▶ _Exercise_: Find every line in the rows below that contains the word "value" and copy each of those lines. Case counts.

________________________________________

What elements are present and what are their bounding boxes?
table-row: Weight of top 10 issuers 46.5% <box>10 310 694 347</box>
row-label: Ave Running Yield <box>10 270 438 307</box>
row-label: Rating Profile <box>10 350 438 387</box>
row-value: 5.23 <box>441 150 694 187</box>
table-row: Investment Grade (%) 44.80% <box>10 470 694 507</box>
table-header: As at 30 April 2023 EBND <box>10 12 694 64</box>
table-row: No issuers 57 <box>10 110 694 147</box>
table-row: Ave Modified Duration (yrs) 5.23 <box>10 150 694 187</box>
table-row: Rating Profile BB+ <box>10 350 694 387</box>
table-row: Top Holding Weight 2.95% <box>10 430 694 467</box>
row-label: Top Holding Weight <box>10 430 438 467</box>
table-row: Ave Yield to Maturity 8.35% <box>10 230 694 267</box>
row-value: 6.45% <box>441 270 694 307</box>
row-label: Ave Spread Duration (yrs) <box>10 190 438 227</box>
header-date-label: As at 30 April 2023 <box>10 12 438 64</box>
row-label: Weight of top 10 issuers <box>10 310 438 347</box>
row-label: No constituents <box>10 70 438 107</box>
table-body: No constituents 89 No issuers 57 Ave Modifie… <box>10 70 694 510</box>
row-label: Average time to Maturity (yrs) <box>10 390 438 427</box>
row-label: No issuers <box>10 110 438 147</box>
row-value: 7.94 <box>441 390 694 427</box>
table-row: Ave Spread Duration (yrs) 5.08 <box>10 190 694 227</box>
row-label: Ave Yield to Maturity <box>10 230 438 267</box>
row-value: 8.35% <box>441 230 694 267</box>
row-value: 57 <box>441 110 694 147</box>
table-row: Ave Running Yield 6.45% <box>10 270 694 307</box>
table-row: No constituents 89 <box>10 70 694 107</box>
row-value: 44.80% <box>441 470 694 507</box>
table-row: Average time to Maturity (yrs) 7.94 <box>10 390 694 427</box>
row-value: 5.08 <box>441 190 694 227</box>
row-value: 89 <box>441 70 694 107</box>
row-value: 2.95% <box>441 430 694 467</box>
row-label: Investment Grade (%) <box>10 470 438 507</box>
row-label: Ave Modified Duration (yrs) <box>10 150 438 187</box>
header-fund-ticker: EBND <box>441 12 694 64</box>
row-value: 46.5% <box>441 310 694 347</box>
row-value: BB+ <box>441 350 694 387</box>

________________________________________

▶ _Written solution_:
row-value: 5.23 <box>441 150 694 187</box>
row-value: 6.45% <box>441 270 694 307</box>
row-value: 7.94 <box>441 390 694 427</box>
row-value: 8.35% <box>441 230 694 267</box>
row-value: 57 <box>441 110 694 147</box>
row-value: 44.80% <box>441 470 694 507</box>
row-value: 5.08 <box>441 190 694 227</box>
row-value: 89 <box>441 70 694 107</box>
row-value: 2.95% <box>441 430 694 467</box>
row-value: 46.5% <box>441 310 694 347</box>
row-value: BB+ <box>441 350 694 387</box>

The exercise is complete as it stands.